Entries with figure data
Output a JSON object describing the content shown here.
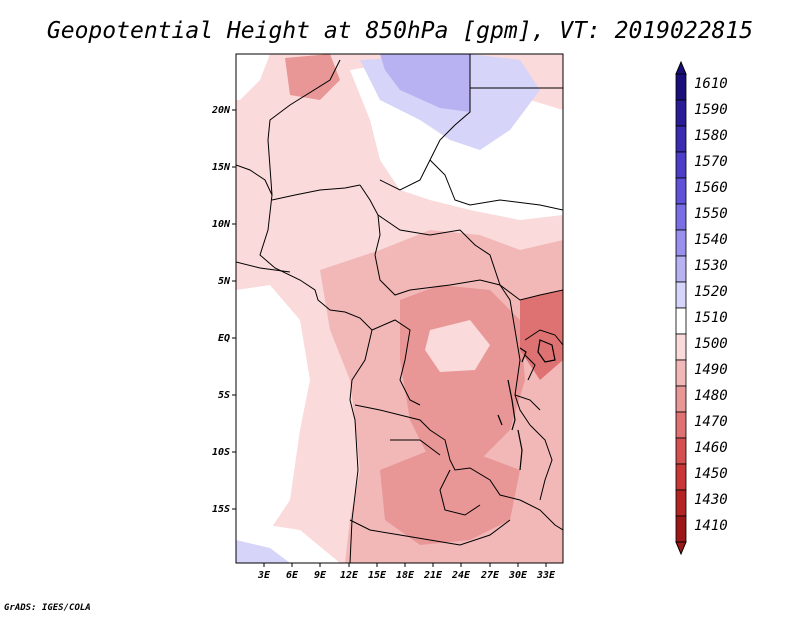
{
  "title": "Geopotential Height at 850hPa [gpm], VT: 2019022815",
  "credit": "GrADS: IGES/COLA",
  "map": {
    "lat_labels": [
      "20N",
      "15N",
      "10N",
      "5N",
      "EQ",
      "5S",
      "10S",
      "15S"
    ],
    "lon_labels": [
      "3E",
      "6E",
      "9E",
      "12E",
      "15E",
      "18E",
      "21E",
      "24E",
      "27E",
      "30E",
      "33E"
    ]
  },
  "colorbar": {
    "labels": [
      "1610",
      "1590",
      "1580",
      "1570",
      "1560",
      "1550",
      "1540",
      "1530",
      "1520",
      "1510",
      "1500",
      "1490",
      "1480",
      "1470",
      "1460",
      "1450",
      "1430",
      "1410"
    ],
    "colors": [
      "#1a0f7a",
      "#2a1c96",
      "#3a2cb0",
      "#4c3ec8",
      "#6052d8",
      "#7a6ee4",
      "#9890ec",
      "#b8b2f2",
      "#d6d4f8",
      "#ffffff",
      "#fadada",
      "#f2b8b8",
      "#e89696",
      "#de7272",
      "#d45050",
      "#c83636",
      "#b42424",
      "#9c1818"
    ]
  }
}
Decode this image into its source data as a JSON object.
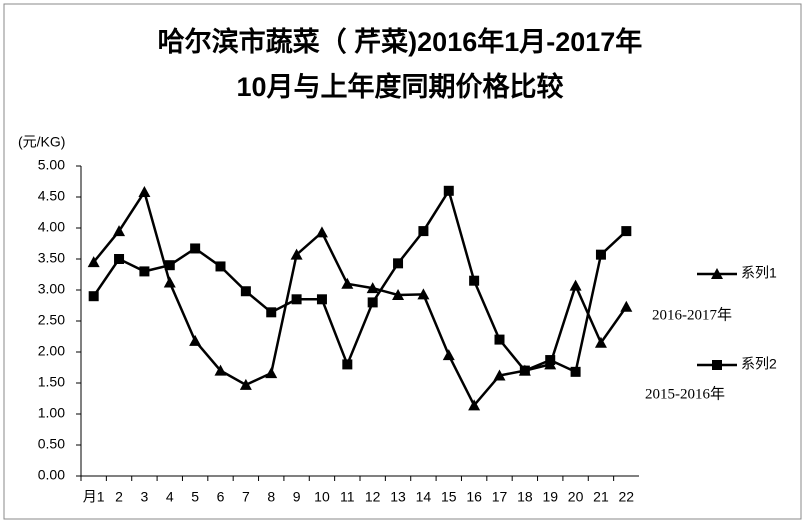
{
  "chart_data": {
    "type": "line",
    "title": "哈尔滨市蔬菜（ 芹菜)2016年1月-2017年",
    "subtitle": "10月与上年度同期价格比较",
    "y_label": "(元/KG)",
    "categories": [
      "月1",
      "2",
      "3",
      "4",
      "5",
      "6",
      "7",
      "8",
      "9",
      "10",
      "11",
      "12",
      "13",
      "14",
      "15",
      "16",
      "17",
      "18",
      "19",
      "20",
      "21",
      "22"
    ],
    "series": [
      {
        "name": "系列1",
        "color": "#000000",
        "marker": "triangle",
        "annotation": "2016-2017年",
        "values": [
          3.45,
          3.95,
          4.58,
          3.12,
          2.18,
          1.7,
          1.47,
          1.66,
          3.57,
          3.93,
          3.1,
          3.03,
          2.92,
          2.93,
          1.95,
          1.14,
          1.62,
          1.7,
          1.8,
          3.07,
          2.15,
          2.73
        ]
      },
      {
        "name": "系列2",
        "color": "#000000",
        "marker": "square",
        "annotation": "2015-2016年",
        "values": [
          2.9,
          3.5,
          3.3,
          3.4,
          3.67,
          3.38,
          2.98,
          2.64,
          2.85,
          2.85,
          1.8,
          2.8,
          3.43,
          3.95,
          4.6,
          3.15,
          2.2,
          1.7,
          1.87,
          1.68,
          3.57,
          3.95
        ]
      }
    ],
    "ylim": [
      0,
      5
    ],
    "yticks": [
      {
        "value": 0,
        "label": "0.00"
      },
      {
        "value": 0.5,
        "label": "0.50"
      },
      {
        "value": 1,
        "label": "1.00"
      },
      {
        "value": 1.5,
        "label": "1.50"
      },
      {
        "value": 2,
        "label": "2.00"
      },
      {
        "value": 2.5,
        "label": "2.50"
      },
      {
        "value": 3,
        "label": "3.00"
      },
      {
        "value": 3.5,
        "label": "3.50"
      },
      {
        "value": 4,
        "label": "4.00"
      },
      {
        "value": 4.5,
        "label": "4.50"
      },
      {
        "value": 5,
        "label": "5.00"
      }
    ],
    "grid": false,
    "legend": "right"
  }
}
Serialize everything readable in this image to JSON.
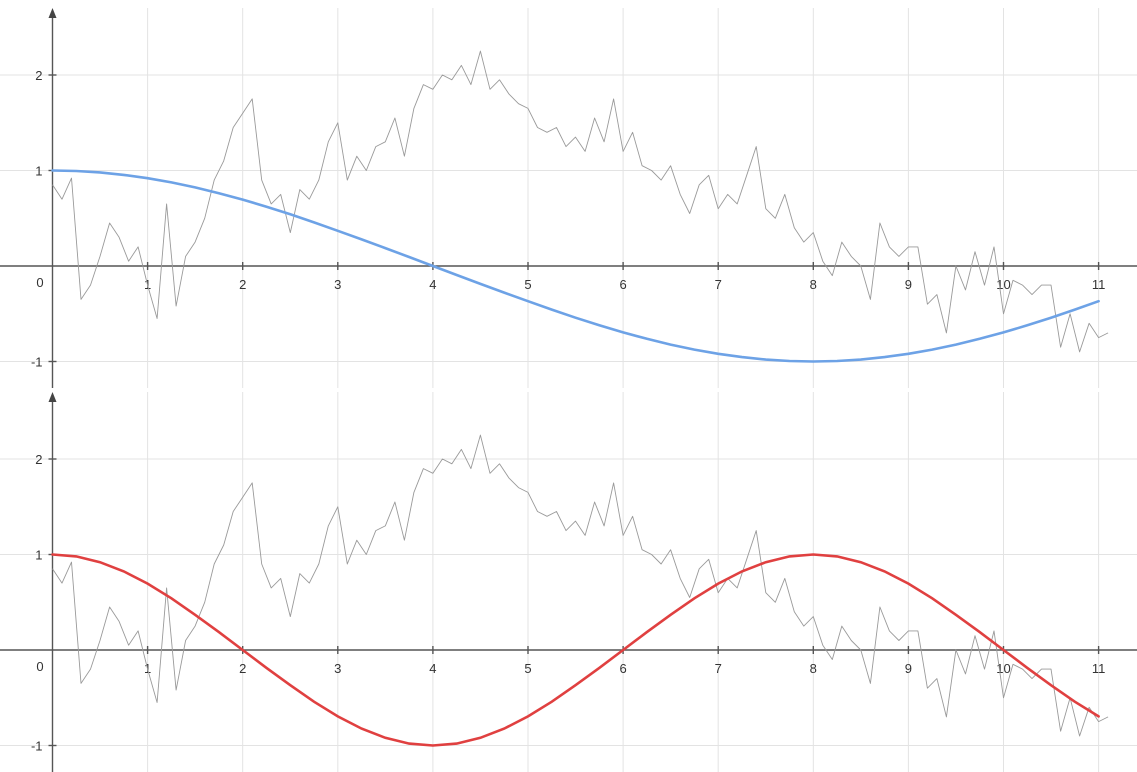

■ Exercise aim
Using the records above, gather all lines where the string "object" is present.

■ Written answer
Output a JSON object describing the content shown here.
Decode this image into its source data as a JSON object.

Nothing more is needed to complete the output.